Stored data
## begin
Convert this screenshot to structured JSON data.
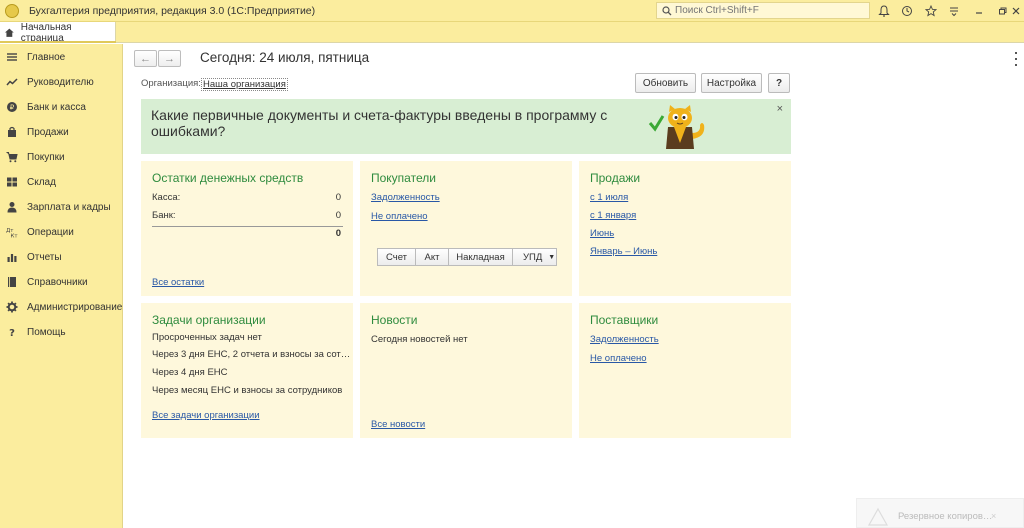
{
  "titlebar": {
    "title": "Бухгалтерия предприятия, редакция 3.0  (1С:Предприятие)",
    "search_placeholder": "Поиск Ctrl+Shift+F"
  },
  "tabs": {
    "home_label": "Начальная страница"
  },
  "sidebar": {
    "items": [
      {
        "label": "Главное",
        "icon": "menu-icon"
      },
      {
        "label": "Руководителю",
        "icon": "trend-icon"
      },
      {
        "label": "Банк и касса",
        "icon": "coin-icon"
      },
      {
        "label": "Продажи",
        "icon": "bag-icon"
      },
      {
        "label": "Покупки",
        "icon": "cart-icon"
      },
      {
        "label": "Склад",
        "icon": "warehouse-icon"
      },
      {
        "label": "Зарплата и кадры",
        "icon": "person-icon"
      },
      {
        "label": "Операции",
        "icon": "operations-icon"
      },
      {
        "label": "Отчеты",
        "icon": "chart-icon"
      },
      {
        "label": "Справочники",
        "icon": "book-icon"
      },
      {
        "label": "Администрирование",
        "icon": "gear-icon"
      },
      {
        "label": "Помощь",
        "icon": "help-icon"
      }
    ]
  },
  "header": {
    "title": "Сегодня: 24 июля, пятница",
    "org_label": "Организация:",
    "org_value": "Наша организация",
    "refresh_label": "Обновить",
    "settings_label": "Настройка",
    "help_label": "?"
  },
  "banner": {
    "text": "Какие первичные документы и счета-фактуры введены в программу с ошибками?",
    "close": "×"
  },
  "cash": {
    "title": "Остатки денежных средств",
    "kassa_label": "Касса:",
    "kassa_value": "0",
    "bank_label": "Банк:",
    "bank_value": "0",
    "total": "0",
    "link": "Все остатки"
  },
  "buyers": {
    "title": "Покупатели",
    "link1": "Задолженность",
    "link2": "Не оплачено",
    "buttons": [
      "Счет",
      "Акт",
      "Накладная",
      "УПД"
    ]
  },
  "sales": {
    "title": "Продажи",
    "links": [
      "с 1 июля",
      "с 1 января",
      "Июнь",
      "Январь – Июнь"
    ]
  },
  "tasks": {
    "title": "Задачи организации",
    "items": [
      "Просроченных задач нет",
      "Через 3 дня ЕНС, 2 отчета и взносы за сот…",
      "Через 4 дня ЕНС",
      "Через месяц ЕНС и взносы за сотрудников"
    ],
    "link": "Все задачи организации"
  },
  "news": {
    "title": "Новости",
    "text": "Сегодня новостей нет",
    "link": "Все новости"
  },
  "suppliers": {
    "title": "Поставщики",
    "link1": "Задолженность",
    "link2": "Не оплачено"
  },
  "toast": {
    "text": "Резервное копиров…",
    "close": "×"
  },
  "colors": {
    "accent_yellow": "#fbed9e",
    "panel": "#fef8dc",
    "banner": "#d8eed3",
    "title_green": "#2e8b3e",
    "link_blue": "#2958a6"
  }
}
## end
Task directions
In your copy, repeat each record exactly and include no pictures.

Problem solution
Convert this screenshot to structured JSON data.
{
  "titlebar": {
    "title": "Бухгалтерия предприятия, редакция 3.0  (1С:Предприятие)",
    "search_placeholder": "Поиск Ctrl+Shift+F"
  },
  "tabs": {
    "home_label": "Начальная страница"
  },
  "sidebar": {
    "items": [
      {
        "label": "Главное",
        "icon": "menu-icon"
      },
      {
        "label": "Руководителю",
        "icon": "trend-icon"
      },
      {
        "label": "Банк и касса",
        "icon": "coin-icon"
      },
      {
        "label": "Продажи",
        "icon": "bag-icon"
      },
      {
        "label": "Покупки",
        "icon": "cart-icon"
      },
      {
        "label": "Склад",
        "icon": "warehouse-icon"
      },
      {
        "label": "Зарплата и кадры",
        "icon": "person-icon"
      },
      {
        "label": "Операции",
        "icon": "operations-icon"
      },
      {
        "label": "Отчеты",
        "icon": "chart-icon"
      },
      {
        "label": "Справочники",
        "icon": "book-icon"
      },
      {
        "label": "Администрирование",
        "icon": "gear-icon"
      },
      {
        "label": "Помощь",
        "icon": "help-icon"
      }
    ]
  },
  "header": {
    "title": "Сегодня: 24 июля, пятница",
    "org_label": "Организация:",
    "org_value": "Наша организация",
    "refresh_label": "Обновить",
    "settings_label": "Настройка",
    "help_label": "?"
  },
  "banner": {
    "text": "Какие первичные документы и счета-фактуры введены в программу с ошибками?",
    "close": "×"
  },
  "cash": {
    "title": "Остатки денежных средств",
    "kassa_label": "Касса:",
    "kassa_value": "0",
    "bank_label": "Банк:",
    "bank_value": "0",
    "total": "0",
    "link": "Все остатки"
  },
  "buyers": {
    "title": "Покупатели",
    "link1": "Задолженность",
    "link2": "Не оплачено",
    "buttons": [
      "Счет",
      "Акт",
      "Накладная",
      "УПД"
    ]
  },
  "sales": {
    "title": "Продажи",
    "links": [
      "с 1 июля",
      "с 1 января",
      "Июнь",
      "Январь – Июнь"
    ]
  },
  "tasks": {
    "title": "Задачи организации",
    "items": [
      "Просроченных задач нет",
      "Через 3 дня ЕНС, 2 отчета и взносы за сот…",
      "Через 4 дня ЕНС",
      "Через месяц ЕНС и взносы за сотрудников"
    ],
    "link": "Все задачи организации"
  },
  "news": {
    "title": "Новости",
    "text": "Сегодня новостей нет",
    "link": "Все новости"
  },
  "suppliers": {
    "title": "Поставщики",
    "link1": "Задолженность",
    "link2": "Не оплачено"
  },
  "toast": {
    "text": "Резервное копиров…",
    "close": "×"
  },
  "colors": {
    "accent_yellow": "#fbed9e",
    "panel": "#fef8dc",
    "banner": "#d8eed3",
    "title_green": "#2e8b3e",
    "link_blue": "#2958a6"
  }
}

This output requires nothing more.